EXERCISE INSTRUCTIONS
All lines of the records below that contain the word "source" must be listed.

[Stored dataset items]
+--

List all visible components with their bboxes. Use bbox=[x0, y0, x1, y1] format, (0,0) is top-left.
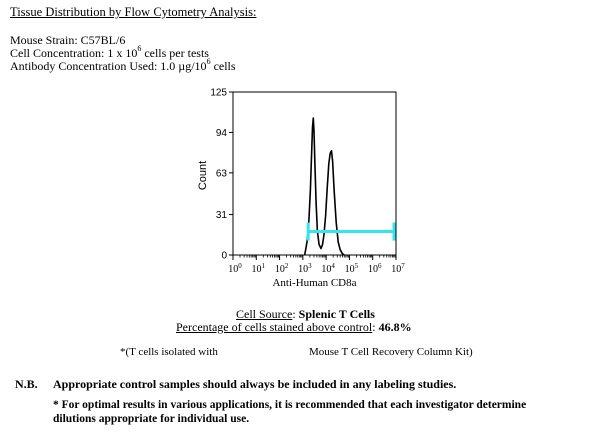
cell-concentration: Cell Concentration: 1 x 106 cells per te… bbox=[10, 44, 209, 61]
x-tick-label: 102 bbox=[275, 262, 289, 275]
antibody-concentration: Antibody Concentration Used: 1.0 µg/106 … bbox=[10, 57, 236, 74]
cell-conc-exponent: 6 bbox=[137, 44, 142, 53]
ab-conc-suffix: cells bbox=[210, 59, 236, 73]
percentage-colon: : bbox=[372, 320, 379, 334]
chart-layer: 0 31 63 94 125 100 101 102 103 104 105 106 107 Anti-H… bbox=[197, 88, 405, 290]
histogram-series-line bbox=[303, 117, 345, 256]
nb-label: N.B. bbox=[15, 377, 38, 391]
x-tick-label: 106 bbox=[368, 262, 382, 275]
y-tick-label: 0 bbox=[221, 251, 227, 262]
y-tick-label: 31 bbox=[216, 210, 228, 221]
page-title: Tissue Distribution by Flow Cytometry An… bbox=[10, 5, 257, 19]
x-tick-label: 103 bbox=[298, 262, 312, 275]
ab-conc-exponent: 6 bbox=[206, 57, 211, 66]
footnote-left: *(T cells isolated with bbox=[120, 346, 218, 358]
percentage-label: Percentage of cells stained above contro… bbox=[176, 320, 373, 334]
ab-conc-prefix: Antibody Concentration Used: 1.0 µg/10 bbox=[10, 59, 207, 73]
cell-conc-prefix: Cell Concentration: 1 x 10 bbox=[10, 46, 138, 60]
plot-frame bbox=[232, 91, 397, 256]
y-tick-label: 94 bbox=[216, 128, 228, 139]
x-tick-label: 104 bbox=[321, 262, 335, 275]
x-tick-label: 100 bbox=[228, 262, 242, 275]
footnote-right: Mouse T Cell Recovery Column Kit) bbox=[309, 346, 473, 358]
x-axis-label: Anti-Human CD8a bbox=[272, 277, 356, 289]
percentage-value: 46.8% bbox=[378, 320, 412, 334]
nb-text: Appropriate control samples should alway… bbox=[53, 377, 457, 391]
cell-source-colon: : bbox=[292, 307, 299, 321]
star-note-line1: * For optimal results in various applica… bbox=[53, 399, 527, 411]
y-axis-label: Count bbox=[197, 161, 209, 190]
percentage-line: Percentage of cells stained above contro… bbox=[176, 320, 412, 334]
cell-source-line: Cell Source: Splenic T Cells bbox=[236, 307, 375, 321]
star-note-line2: dilutions appropriate for individual use… bbox=[53, 413, 250, 425]
cell-conc-suffix: cells per tests bbox=[141, 46, 209, 60]
mouse-strain: Mouse Strain: C57BL/6 bbox=[10, 33, 126, 47]
y-tick-label: 63 bbox=[216, 168, 228, 179]
cell-source-label: Cell Source bbox=[236, 307, 293, 321]
cell-source-value: Splenic T Cells bbox=[298, 307, 375, 321]
x-tick-label: 105 bbox=[345, 262, 359, 275]
x-tick-label: 107 bbox=[391, 262, 405, 275]
y-tick-label: 125 bbox=[210, 88, 227, 99]
histogram-chart: 0 31 63 94 125 100 101 102 103 104 105 106 107 Anti-H… bbox=[197, 88, 405, 290]
x-tick-label: 101 bbox=[252, 262, 266, 275]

+--

ANSWER
cell-source-colon: : bbox=[292, 307, 299, 321]
cell-source-line: Cell Source: Splenic T Cells bbox=[236, 307, 375, 321]
cell-source-label: Cell Source bbox=[236, 307, 293, 321]
cell-source-value: Splenic T Cells bbox=[298, 307, 375, 321]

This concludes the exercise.